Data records
....
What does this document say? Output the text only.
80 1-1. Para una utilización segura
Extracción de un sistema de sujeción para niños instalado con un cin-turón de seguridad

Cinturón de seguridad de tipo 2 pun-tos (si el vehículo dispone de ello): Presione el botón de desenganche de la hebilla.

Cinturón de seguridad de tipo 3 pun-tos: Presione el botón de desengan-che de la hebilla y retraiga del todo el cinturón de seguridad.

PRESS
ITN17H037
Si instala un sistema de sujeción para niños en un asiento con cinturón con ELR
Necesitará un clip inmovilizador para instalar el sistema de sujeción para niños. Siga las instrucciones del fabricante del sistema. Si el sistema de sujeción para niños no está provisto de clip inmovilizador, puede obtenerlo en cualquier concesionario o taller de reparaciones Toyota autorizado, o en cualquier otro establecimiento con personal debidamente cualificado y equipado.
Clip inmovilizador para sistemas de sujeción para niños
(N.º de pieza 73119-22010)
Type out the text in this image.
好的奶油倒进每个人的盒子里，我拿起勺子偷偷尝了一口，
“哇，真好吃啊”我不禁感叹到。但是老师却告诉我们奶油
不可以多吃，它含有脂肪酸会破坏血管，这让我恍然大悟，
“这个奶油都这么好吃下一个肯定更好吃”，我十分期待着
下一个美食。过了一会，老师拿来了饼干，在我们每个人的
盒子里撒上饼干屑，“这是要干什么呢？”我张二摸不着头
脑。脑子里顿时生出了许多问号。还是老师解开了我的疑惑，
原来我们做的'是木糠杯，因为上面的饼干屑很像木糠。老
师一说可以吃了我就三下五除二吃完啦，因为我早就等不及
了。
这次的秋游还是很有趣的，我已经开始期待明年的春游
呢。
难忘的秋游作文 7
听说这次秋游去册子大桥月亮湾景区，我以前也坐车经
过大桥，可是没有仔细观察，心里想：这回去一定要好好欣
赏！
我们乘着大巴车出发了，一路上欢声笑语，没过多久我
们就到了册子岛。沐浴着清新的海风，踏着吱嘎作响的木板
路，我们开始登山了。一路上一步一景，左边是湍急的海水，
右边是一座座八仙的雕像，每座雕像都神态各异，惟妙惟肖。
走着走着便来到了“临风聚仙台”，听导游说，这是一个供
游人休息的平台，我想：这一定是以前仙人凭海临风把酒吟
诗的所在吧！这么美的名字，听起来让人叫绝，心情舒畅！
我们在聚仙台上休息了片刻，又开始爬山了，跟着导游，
....
Aim of the exercise:
Each entry above is to be printed again exactly.

Solution for this problem:
What does this document say? Output the text only.
80 1-1. Para una utilización segura
Extracción de un sistema de sujeción para niños instalado con un cin-turón de seguridad

Cinturón de seguridad de tipo 2 pun-tos (si el vehículo dispone de ello): Presione el botón de desenganche de la hebilla.

Cinturón de seguridad de tipo 3 pun-tos: Presione el botón de desengan-che de la hebilla y retraiga del todo el cinturón de seguridad.

PRESS
ITN17H037
Si instala un sistema de sujeción para niños en un asiento con cinturón con ELR
Necesitará un clip inmovilizador para instalar el sistema de sujeción para niños. Siga las instrucciones del fabricante del sistema. Si el sistema de sujeción para niños no está provisto de clip inmovilizador, puede obtenerlo en cualquier concesionario o taller de reparaciones Toyota autorizado, o en cualquier otro establecimiento con personal debidamente cualificado y equipado.
Clip inmovilizador para sistemas de sujeción para niños
(N.º de pieza 73119-22010)
Type out the text in this image.
好的奶油倒进每个人的盒子里，我拿起勺子偷偷尝了一口，
“哇，真好吃啊”我不禁感叹到。但是老师却告诉我们奶油
不可以多吃，它含有脂肪酸会破坏血管，这让我恍然大悟，
“这个奶油都这么好吃下一个肯定更好吃”，我十分期待着
下一个美食。过了一会，老师拿来了饼干，在我们每个人的
盒子里撒上饼干屑，“这是要干什么呢？”我张二摸不着头
脑。脑子里顿时生出了许多问号。还是老师解开了我的疑惑，
原来我们做的'是木糠杯，因为上面的饼干屑很像木糠。老
师一说可以吃了我就三下五除二吃完啦，因为我早就等不及
了。
这次的秋游还是很有趣的，我已经开始期待明年的春游
呢。
难忘的秋游作文 7
听说这次秋游去册子大桥月亮湾景区，我以前也坐车经
过大桥，可是没有仔细观察，心里想：这回去一定要好好欣
赏！
我们乘着大巴车出发了，一路上欢声笑语，没过多久我
们就到了册子岛。沐浴着清新的海风，踏着吱嘎作响的木板
路，我们开始登山了。一路上一步一景，左边是湍急的海水，
右边是一座座八仙的雕像，每座雕像都神态各异，惟妙惟肖。
走着走着便来到了“临风聚仙台”，听导游说，这是一个供
游人休息的平台，我想：这一定是以前仙人凭海临风把酒吟
诗的所在吧！这么美的名字，听起来让人叫绝，心情舒畅！
我们在聚仙台上休息了片刻，又开始爬山了，跟着导游，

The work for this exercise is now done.